Task details: Repeat everything in the material exactly.
──────
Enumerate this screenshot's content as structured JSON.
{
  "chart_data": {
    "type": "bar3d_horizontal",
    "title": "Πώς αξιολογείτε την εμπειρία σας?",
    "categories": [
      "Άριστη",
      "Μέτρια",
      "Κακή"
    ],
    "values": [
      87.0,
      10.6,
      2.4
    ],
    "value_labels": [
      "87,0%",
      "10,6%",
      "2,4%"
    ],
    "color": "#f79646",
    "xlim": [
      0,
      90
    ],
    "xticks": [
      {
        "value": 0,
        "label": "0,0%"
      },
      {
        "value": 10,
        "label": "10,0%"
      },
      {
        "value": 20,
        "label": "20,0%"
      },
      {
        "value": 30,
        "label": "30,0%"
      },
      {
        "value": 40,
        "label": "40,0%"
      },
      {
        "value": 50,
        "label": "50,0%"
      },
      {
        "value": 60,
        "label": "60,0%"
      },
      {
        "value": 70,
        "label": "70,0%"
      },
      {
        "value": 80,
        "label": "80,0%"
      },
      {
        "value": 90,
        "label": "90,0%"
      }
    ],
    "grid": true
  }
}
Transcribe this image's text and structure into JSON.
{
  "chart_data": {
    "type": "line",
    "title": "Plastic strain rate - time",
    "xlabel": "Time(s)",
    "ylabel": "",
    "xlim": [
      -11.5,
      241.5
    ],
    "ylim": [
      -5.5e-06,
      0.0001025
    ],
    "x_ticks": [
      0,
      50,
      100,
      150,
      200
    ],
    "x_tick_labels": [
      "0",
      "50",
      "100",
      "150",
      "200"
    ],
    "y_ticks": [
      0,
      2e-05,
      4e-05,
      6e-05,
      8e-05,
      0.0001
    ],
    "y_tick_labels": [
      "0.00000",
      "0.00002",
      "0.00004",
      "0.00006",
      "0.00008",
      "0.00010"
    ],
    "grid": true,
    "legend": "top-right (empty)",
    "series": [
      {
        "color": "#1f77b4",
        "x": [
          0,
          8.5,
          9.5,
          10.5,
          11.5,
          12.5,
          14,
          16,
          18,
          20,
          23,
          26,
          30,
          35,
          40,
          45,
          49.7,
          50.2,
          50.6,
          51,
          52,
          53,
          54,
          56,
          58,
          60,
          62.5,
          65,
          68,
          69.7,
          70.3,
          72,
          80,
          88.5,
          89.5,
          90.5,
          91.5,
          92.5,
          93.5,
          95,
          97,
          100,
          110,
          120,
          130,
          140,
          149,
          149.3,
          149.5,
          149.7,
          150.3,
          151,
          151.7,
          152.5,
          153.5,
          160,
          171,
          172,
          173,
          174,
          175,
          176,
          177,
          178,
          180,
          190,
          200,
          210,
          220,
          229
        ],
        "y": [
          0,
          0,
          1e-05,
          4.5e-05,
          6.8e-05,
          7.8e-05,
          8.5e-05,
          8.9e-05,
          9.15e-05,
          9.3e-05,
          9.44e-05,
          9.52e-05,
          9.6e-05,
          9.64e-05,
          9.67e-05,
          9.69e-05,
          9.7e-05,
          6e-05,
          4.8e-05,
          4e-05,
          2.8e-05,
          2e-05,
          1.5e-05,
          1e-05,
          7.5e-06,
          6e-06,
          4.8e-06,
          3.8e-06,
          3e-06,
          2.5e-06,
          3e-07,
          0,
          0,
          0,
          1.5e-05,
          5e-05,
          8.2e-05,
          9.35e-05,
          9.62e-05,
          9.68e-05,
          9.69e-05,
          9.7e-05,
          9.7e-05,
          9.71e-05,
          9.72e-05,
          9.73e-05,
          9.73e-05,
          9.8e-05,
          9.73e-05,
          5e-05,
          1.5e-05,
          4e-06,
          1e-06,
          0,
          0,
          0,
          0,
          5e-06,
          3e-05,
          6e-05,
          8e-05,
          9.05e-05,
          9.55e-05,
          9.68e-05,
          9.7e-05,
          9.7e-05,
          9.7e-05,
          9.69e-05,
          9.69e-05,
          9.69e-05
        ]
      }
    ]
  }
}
──────
Answer to this exercise:
Enumerate this screenshot's content as structured JSON.
{
  "chart_data": {
    "type": "bar3d_horizontal",
    "title": "Πώς αξιολογείτε την εμπειρία σας?",
    "categories": [
      "Άριστη",
      "Μέτρια",
      "Κακή"
    ],
    "values": [
      87.0,
      10.6,
      2.4
    ],
    "value_labels": [
      "87,0%",
      "10,6%",
      "2,4%"
    ],
    "color": "#f79646",
    "xlim": [
      0,
      90
    ],
    "xticks": [
      {
        "value": 0,
        "label": "0,0%"
      },
      {
        "value": 10,
        "label": "10,0%"
      },
      {
        "value": 20,
        "label": "20,0%"
      },
      {
        "value": 30,
        "label": "30,0%"
      },
      {
        "value": 40,
        "label": "40,0%"
      },
      {
        "value": 50,
        "label": "50,0%"
      },
      {
        "value": 60,
        "label": "60,0%"
      },
      {
        "value": 70,
        "label": "70,0%"
      },
      {
        "value": 80,
        "label": "80,0%"
      },
      {
        "value": 90,
        "label": "90,0%"
      }
    ],
    "grid": true
  }
}
Transcribe this image's text and structure into JSON.
{
  "chart_data": {
    "type": "line",
    "title": "Plastic strain rate - time",
    "xlabel": "Time(s)",
    "ylabel": "",
    "xlim": [
      -11.5,
      241.5
    ],
    "ylim": [
      -5.5e-06,
      0.0001025
    ],
    "x_ticks": [
      0,
      50,
      100,
      150,
      200
    ],
    "x_tick_labels": [
      "0",
      "50",
      "100",
      "150",
      "200"
    ],
    "y_ticks": [
      0,
      2e-05,
      4e-05,
      6e-05,
      8e-05,
      0.0001
    ],
    "y_tick_labels": [
      "0.00000",
      "0.00002",
      "0.00004",
      "0.00006",
      "0.00008",
      "0.00010"
    ],
    "grid": true,
    "legend": "top-right (empty)",
    "series": [
      {
        "color": "#1f77b4",
        "x": [
          0,
          8.5,
          9.5,
          10.5,
          11.5,
          12.5,
          14,
          16,
          18,
          20,
          23,
          26,
          30,
          35,
          40,
          45,
          49.7,
          50.2,
          50.6,
          51,
          52,
          53,
          54,
          56,
          58,
          60,
          62.5,
          65,
          68,
          69.7,
          70.3,
          72,
          80,
          88.5,
          89.5,
          90.5,
          91.5,
          92.5,
          93.5,
          95,
          97,
          100,
          110,
          120,
          130,
          140,
          149,
          149.3,
          149.5,
          149.7,
          150.3,
          151,
          151.7,
          152.5,
          153.5,
          160,
          171,
          172,
          173,
          174,
          175,
          176,
          177,
          178,
          180,
          190,
          200,
          210,
          220,
          229
        ],
        "y": [
          0,
          0,
          1e-05,
          4.5e-05,
          6.8e-05,
          7.8e-05,
          8.5e-05,
          8.9e-05,
          9.15e-05,
          9.3e-05,
          9.44e-05,
          9.52e-05,
          9.6e-05,
          9.64e-05,
          9.67e-05,
          9.69e-05,
          9.7e-05,
          6e-05,
          4.8e-05,
          4e-05,
          2.8e-05,
          2e-05,
          1.5e-05,
          1e-05,
          7.5e-06,
          6e-06,
          4.8e-06,
          3.8e-06,
          3e-06,
          2.5e-06,
          3e-07,
          0,
          0,
          0,
          1.5e-05,
          5e-05,
          8.2e-05,
          9.35e-05,
          9.62e-05,
          9.68e-05,
          9.69e-05,
          9.7e-05,
          9.7e-05,
          9.71e-05,
          9.72e-05,
          9.73e-05,
          9.73e-05,
          9.8e-05,
          9.73e-05,
          5e-05,
          1.5e-05,
          4e-06,
          1e-06,
          0,
          0,
          0,
          0,
          5e-06,
          3e-05,
          6e-05,
          8e-05,
          9.05e-05,
          9.55e-05,
          9.68e-05,
          9.7e-05,
          9.7e-05,
          9.7e-05,
          9.69e-05,
          9.69e-05,
          9.69e-05
        ]
      }
    ]
  }
}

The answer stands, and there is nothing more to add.